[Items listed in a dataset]
<<<<

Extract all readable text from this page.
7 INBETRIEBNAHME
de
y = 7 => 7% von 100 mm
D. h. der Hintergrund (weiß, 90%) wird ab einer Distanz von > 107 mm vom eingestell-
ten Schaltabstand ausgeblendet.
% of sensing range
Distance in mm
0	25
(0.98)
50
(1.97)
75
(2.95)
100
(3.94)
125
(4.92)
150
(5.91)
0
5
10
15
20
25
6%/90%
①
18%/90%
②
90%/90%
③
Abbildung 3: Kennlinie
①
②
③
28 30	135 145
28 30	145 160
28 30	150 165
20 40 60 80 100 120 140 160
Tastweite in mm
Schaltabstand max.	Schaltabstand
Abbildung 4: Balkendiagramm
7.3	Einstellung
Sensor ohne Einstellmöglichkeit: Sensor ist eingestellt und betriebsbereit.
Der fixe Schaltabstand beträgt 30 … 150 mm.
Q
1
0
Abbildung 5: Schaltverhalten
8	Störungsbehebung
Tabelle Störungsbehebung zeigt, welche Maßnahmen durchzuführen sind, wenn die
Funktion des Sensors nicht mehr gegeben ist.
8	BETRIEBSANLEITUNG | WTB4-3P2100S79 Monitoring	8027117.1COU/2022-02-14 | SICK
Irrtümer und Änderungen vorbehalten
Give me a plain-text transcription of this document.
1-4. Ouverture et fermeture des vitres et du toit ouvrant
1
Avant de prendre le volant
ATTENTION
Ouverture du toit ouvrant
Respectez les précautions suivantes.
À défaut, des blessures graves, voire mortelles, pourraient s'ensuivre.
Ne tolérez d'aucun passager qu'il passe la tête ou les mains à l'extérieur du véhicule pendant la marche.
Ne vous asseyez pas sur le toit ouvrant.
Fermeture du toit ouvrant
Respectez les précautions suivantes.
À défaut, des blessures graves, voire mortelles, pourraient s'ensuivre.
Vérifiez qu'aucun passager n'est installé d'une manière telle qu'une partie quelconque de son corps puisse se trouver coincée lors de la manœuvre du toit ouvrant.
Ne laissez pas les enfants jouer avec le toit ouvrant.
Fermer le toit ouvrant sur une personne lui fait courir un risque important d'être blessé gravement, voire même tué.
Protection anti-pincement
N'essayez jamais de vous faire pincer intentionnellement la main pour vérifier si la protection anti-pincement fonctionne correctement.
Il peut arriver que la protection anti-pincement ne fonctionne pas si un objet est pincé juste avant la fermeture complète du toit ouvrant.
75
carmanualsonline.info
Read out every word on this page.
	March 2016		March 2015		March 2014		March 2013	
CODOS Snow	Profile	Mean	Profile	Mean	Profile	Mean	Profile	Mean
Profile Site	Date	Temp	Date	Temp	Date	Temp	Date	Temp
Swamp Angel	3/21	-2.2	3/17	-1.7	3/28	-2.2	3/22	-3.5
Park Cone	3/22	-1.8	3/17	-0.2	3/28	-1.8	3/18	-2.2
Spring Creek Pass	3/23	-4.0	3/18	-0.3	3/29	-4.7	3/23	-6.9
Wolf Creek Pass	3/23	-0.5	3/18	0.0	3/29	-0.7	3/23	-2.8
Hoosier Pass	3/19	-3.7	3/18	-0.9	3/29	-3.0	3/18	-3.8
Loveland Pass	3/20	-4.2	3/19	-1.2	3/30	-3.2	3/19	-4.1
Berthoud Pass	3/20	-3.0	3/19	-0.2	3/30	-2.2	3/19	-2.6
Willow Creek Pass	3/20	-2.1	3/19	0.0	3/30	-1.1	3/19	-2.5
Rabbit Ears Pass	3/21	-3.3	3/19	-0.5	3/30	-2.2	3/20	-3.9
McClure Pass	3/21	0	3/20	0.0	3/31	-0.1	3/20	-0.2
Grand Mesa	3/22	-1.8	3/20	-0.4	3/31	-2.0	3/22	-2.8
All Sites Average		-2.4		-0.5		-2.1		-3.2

>>>>

Given task: Reproduce the listing above word for word.

Task answer:
Extract all readable text from this page.
7 INBETRIEBNAHME
de
y = 7 => 7% von 100 mm
D. h. der Hintergrund (weiß, 90%) wird ab einer Distanz von > 107 mm vom eingestell-
ten Schaltabstand ausgeblendet.
% of sensing range
Distance in mm
0	25
(0.98)
50
(1.97)
75
(2.95)
100
(3.94)
125
(4.92)
150
(5.91)
0
5
10
15
20
25
6%/90%
①
18%/90%
②
90%/90%
③
Abbildung 3: Kennlinie
①
②
③
28 30	135 145
28 30	145 160
28 30	150 165
20 40 60 80 100 120 140 160
Tastweite in mm
Schaltabstand max.	Schaltabstand
Abbildung 4: Balkendiagramm
7.3	Einstellung
Sensor ohne Einstellmöglichkeit: Sensor ist eingestellt und betriebsbereit.
Der fixe Schaltabstand beträgt 30 … 150 mm.
Q
1
0
Abbildung 5: Schaltverhalten
8	Störungsbehebung
Tabelle Störungsbehebung zeigt, welche Maßnahmen durchzuführen sind, wenn die
Funktion des Sensors nicht mehr gegeben ist.
8	BETRIEBSANLEITUNG | WTB4-3P2100S79 Monitoring	8027117.1COU/2022-02-14 | SICK
Irrtümer und Änderungen vorbehalten
Give me a plain-text transcription of this document.
1-4. Ouverture et fermeture des vitres et du toit ouvrant
1
Avant de prendre le volant
ATTENTION
Ouverture du toit ouvrant
Respectez les précautions suivantes.
À défaut, des blessures graves, voire mortelles, pourraient s'ensuivre.
Ne tolérez d'aucun passager qu'il passe la tête ou les mains à l'extérieur du véhicule pendant la marche.
Ne vous asseyez pas sur le toit ouvrant.
Fermeture du toit ouvrant
Respectez les précautions suivantes.
À défaut, des blessures graves, voire mortelles, pourraient s'ensuivre.
Vérifiez qu'aucun passager n'est installé d'une manière telle qu'une partie quelconque de son corps puisse se trouver coincée lors de la manœuvre du toit ouvrant.
Ne laissez pas les enfants jouer avec le toit ouvrant.
Fermer le toit ouvrant sur une personne lui fait courir un risque important d'être blessé gravement, voire même tué.
Protection anti-pincement
N'essayez jamais de vous faire pincer intentionnellement la main pour vérifier si la protection anti-pincement fonctionne correctement.
Il peut arriver que la protection anti-pincement ne fonctionne pas si un objet est pincé juste avant la fermeture complète du toit ouvrant.
75
carmanualsonline.info
Read out every word on this page.
	March 2016		March 2015		March 2014		March 2013	
CODOS Snow	Profile	Mean	Profile	Mean	Profile	Mean	Profile	Mean
Profile Site	Date	Temp	Date	Temp	Date	Temp	Date	Temp
Swamp Angel	3/21	-2.2	3/17	-1.7	3/28	-2.2	3/22	-3.5
Park Cone	3/22	-1.8	3/17	-0.2	3/28	-1.8	3/18	-2.2
Spring Creek Pass	3/23	-4.0	3/18	-0.3	3/29	-4.7	3/23	-6.9
Wolf Creek Pass	3/23	-0.5	3/18	0.0	3/29	-0.7	3/23	-2.8
Hoosier Pass	3/19	-3.7	3/18	-0.9	3/29	-3.0	3/18	-3.8
Loveland Pass	3/20	-4.2	3/19	-1.2	3/30	-3.2	3/19	-4.1
Berthoud Pass	3/20	-3.0	3/19	-0.2	3/30	-2.2	3/19	-2.6
Willow Creek Pass	3/20	-2.1	3/19	0.0	3/30	-1.1	3/19	-2.5
Rabbit Ears Pass	3/21	-3.3	3/19	-0.5	3/30	-2.2	3/20	-3.9
McClure Pass	3/21	0	3/20	0.0	3/31	-0.1	3/20	-0.2
Grand Mesa	3/22	-1.8	3/20	-0.4	3/31	-2.0	3/22	-2.8
All Sites Average		-2.4		-0.5		-2.1		-3.2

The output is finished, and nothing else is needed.